**Dataset excerpt:**
--- BEGIN ---
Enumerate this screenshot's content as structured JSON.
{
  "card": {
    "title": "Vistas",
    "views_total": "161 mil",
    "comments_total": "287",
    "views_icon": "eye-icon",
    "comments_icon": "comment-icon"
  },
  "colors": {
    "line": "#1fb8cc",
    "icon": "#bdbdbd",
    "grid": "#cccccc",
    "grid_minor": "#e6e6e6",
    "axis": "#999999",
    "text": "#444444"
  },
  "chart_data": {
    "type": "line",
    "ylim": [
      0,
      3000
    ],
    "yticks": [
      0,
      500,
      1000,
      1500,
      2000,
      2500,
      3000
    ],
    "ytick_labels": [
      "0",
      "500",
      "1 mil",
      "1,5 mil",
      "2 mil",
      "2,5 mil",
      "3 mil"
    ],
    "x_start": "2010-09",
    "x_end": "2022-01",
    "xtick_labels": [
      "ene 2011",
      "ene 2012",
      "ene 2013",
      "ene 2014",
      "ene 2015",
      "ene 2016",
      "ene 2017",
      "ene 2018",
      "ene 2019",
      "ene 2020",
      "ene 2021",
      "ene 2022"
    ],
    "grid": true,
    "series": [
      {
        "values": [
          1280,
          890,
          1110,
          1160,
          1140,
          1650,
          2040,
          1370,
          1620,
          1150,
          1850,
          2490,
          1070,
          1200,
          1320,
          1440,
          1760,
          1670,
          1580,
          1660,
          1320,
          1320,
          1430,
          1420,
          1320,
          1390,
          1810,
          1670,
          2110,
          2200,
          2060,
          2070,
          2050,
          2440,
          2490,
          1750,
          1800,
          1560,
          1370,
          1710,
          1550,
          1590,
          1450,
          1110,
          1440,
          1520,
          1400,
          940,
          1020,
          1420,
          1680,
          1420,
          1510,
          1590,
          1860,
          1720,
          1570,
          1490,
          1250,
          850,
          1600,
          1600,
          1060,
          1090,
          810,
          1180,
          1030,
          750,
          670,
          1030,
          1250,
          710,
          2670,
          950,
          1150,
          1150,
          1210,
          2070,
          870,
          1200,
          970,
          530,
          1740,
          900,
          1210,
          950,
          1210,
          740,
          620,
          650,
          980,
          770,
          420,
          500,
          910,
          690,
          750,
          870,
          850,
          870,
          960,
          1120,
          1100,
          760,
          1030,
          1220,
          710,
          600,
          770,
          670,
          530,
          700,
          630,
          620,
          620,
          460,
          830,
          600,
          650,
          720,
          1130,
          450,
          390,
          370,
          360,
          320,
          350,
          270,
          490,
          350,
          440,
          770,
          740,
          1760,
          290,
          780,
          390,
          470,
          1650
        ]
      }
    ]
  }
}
--- END ---
**Stated task:** Take the records above and return them exactly as written.

**The output:**
Enumerate this screenshot's content as structured JSON.
{
  "card": {
    "title": "Vistas",
    "views_total": "161 mil",
    "comments_total": "287",
    "views_icon": "eye-icon",
    "comments_icon": "comment-icon"
  },
  "colors": {
    "line": "#1fb8cc",
    "icon": "#bdbdbd",
    "grid": "#cccccc",
    "grid_minor": "#e6e6e6",
    "axis": "#999999",
    "text": "#444444"
  },
  "chart_data": {
    "type": "line",
    "ylim": [
      0,
      3000
    ],
    "yticks": [
      0,
      500,
      1000,
      1500,
      2000,
      2500,
      3000
    ],
    "ytick_labels": [
      "0",
      "500",
      "1 mil",
      "1,5 mil",
      "2 mil",
      "2,5 mil",
      "3 mil"
    ],
    "x_start": "2010-09",
    "x_end": "2022-01",
    "xtick_labels": [
      "ene 2011",
      "ene 2012",
      "ene 2013",
      "ene 2014",
      "ene 2015",
      "ene 2016",
      "ene 2017",
      "ene 2018",
      "ene 2019",
      "ene 2020",
      "ene 2021",
      "ene 2022"
    ],
    "grid": true,
    "series": [
      {
        "values": [
          1280,
          890,
          1110,
          1160,
          1140,
          1650,
          2040,
          1370,
          1620,
          1150,
          1850,
          2490,
          1070,
          1200,
          1320,
          1440,
          1760,
          1670,
          1580,
          1660,
          1320,
          1320,
          1430,
          1420,
          1320,
          1390,
          1810,
          1670,
          2110,
          2200,
          2060,
          2070,
          2050,
          2440,
          2490,
          1750,
          1800,
          1560,
          1370,
          1710,
          1550,
          1590,
          1450,
          1110,
          1440,
          1520,
          1400,
          940,
          1020,
          1420,
          1680,
          1420,
          1510,
          1590,
          1860,
          1720,
          1570,
          1490,
          1250,
          850,
          1600,
          1600,
          1060,
          1090,
          810,
          1180,
          1030,
          750,
          670,
          1030,
          1250,
          710,
          2670,
          950,
          1150,
          1150,
          1210,
          2070,
          870,
          1200,
          970,
          530,
          1740,
          900,
          1210,
          950,
          1210,
          740,
          620,
          650,
          980,
          770,
          420,
          500,
          910,
          690,
          750,
          870,
          850,
          870,
          960,
          1120,
          1100,
          760,
          1030,
          1220,
          710,
          600,
          770,
          670,
          530,
          700,
          630,
          620,
          620,
          460,
          830,
          600,
          650,
          720,
          1130,
          450,
          390,
          370,
          360,
          320,
          350,
          270,
          490,
          350,
          440,
          770,
          740,
          1760,
          290,
          780,
          390,
          470,
          1650
        ]
      }
    ]
  }
}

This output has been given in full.